Task to carry out: Scan the records below. List lines holding "involvements".

════════

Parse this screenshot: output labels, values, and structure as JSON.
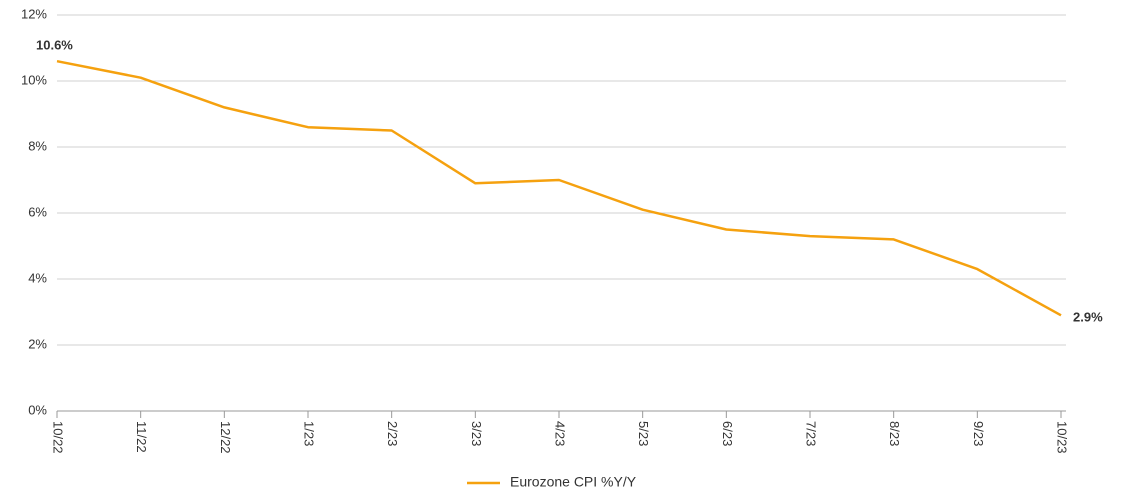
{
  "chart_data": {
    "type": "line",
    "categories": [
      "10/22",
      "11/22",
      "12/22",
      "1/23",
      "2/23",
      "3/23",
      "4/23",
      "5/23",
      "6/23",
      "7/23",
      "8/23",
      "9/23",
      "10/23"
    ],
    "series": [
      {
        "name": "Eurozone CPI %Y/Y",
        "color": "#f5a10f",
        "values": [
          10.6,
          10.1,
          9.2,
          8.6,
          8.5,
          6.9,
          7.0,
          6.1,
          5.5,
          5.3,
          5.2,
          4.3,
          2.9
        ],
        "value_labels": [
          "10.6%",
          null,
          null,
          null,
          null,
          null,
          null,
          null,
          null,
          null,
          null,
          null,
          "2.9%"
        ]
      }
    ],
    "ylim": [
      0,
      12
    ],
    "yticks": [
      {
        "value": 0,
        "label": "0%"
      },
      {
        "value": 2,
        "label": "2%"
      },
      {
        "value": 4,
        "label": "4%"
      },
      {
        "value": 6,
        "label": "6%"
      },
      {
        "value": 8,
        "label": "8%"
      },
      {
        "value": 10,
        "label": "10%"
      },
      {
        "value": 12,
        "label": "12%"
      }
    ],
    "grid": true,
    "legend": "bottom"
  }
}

════════

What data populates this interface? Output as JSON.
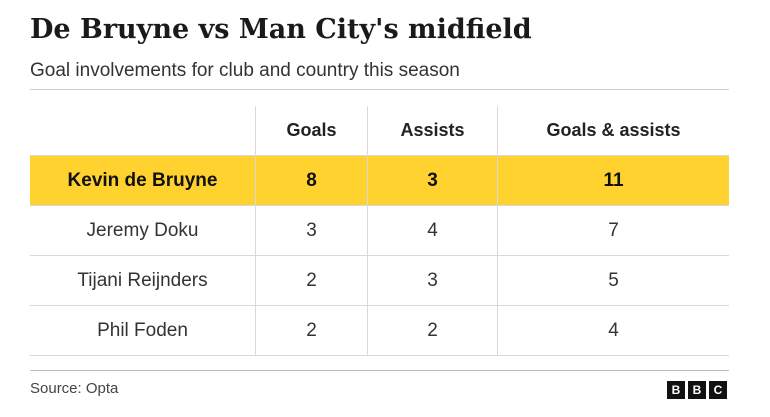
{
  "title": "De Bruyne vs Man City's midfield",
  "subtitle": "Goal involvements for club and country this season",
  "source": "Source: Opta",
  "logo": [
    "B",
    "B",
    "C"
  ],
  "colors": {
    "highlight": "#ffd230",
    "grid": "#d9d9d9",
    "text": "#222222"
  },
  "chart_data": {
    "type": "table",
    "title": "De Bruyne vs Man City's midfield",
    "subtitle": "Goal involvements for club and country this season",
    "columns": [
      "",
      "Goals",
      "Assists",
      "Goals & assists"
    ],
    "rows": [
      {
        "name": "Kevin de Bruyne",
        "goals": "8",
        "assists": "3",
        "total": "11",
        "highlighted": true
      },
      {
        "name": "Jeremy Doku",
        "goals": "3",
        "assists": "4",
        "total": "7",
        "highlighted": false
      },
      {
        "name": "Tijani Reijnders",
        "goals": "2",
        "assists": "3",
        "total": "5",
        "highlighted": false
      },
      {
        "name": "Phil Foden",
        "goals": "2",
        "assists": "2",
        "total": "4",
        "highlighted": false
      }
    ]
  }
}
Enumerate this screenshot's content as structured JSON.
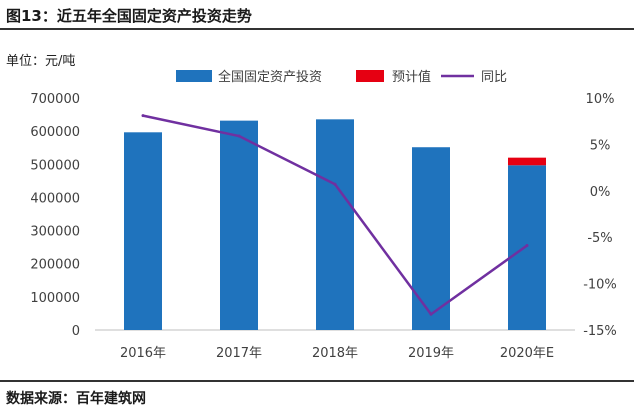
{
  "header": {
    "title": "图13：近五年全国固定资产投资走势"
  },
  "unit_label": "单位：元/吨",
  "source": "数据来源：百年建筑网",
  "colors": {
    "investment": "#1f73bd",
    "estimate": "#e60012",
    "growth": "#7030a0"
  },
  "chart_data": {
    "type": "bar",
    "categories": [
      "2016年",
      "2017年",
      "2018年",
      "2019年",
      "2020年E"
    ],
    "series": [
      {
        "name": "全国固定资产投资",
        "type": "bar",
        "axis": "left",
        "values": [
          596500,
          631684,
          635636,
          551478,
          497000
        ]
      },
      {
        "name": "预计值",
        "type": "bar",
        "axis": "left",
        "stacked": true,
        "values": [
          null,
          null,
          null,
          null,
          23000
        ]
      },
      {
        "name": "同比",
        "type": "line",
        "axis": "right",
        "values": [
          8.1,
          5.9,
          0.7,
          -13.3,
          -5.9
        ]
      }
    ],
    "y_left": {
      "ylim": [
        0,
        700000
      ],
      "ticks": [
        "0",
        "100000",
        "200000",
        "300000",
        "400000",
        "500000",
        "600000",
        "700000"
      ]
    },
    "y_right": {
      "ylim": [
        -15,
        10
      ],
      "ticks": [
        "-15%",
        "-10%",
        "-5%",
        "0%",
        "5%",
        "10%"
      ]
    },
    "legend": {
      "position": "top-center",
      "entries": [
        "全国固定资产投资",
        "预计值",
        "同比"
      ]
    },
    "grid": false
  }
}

════════

Task answer:
  "subtitle": "Goal involvements for club and country this season",
    "subtitle": "Goal involvements for club and country this season",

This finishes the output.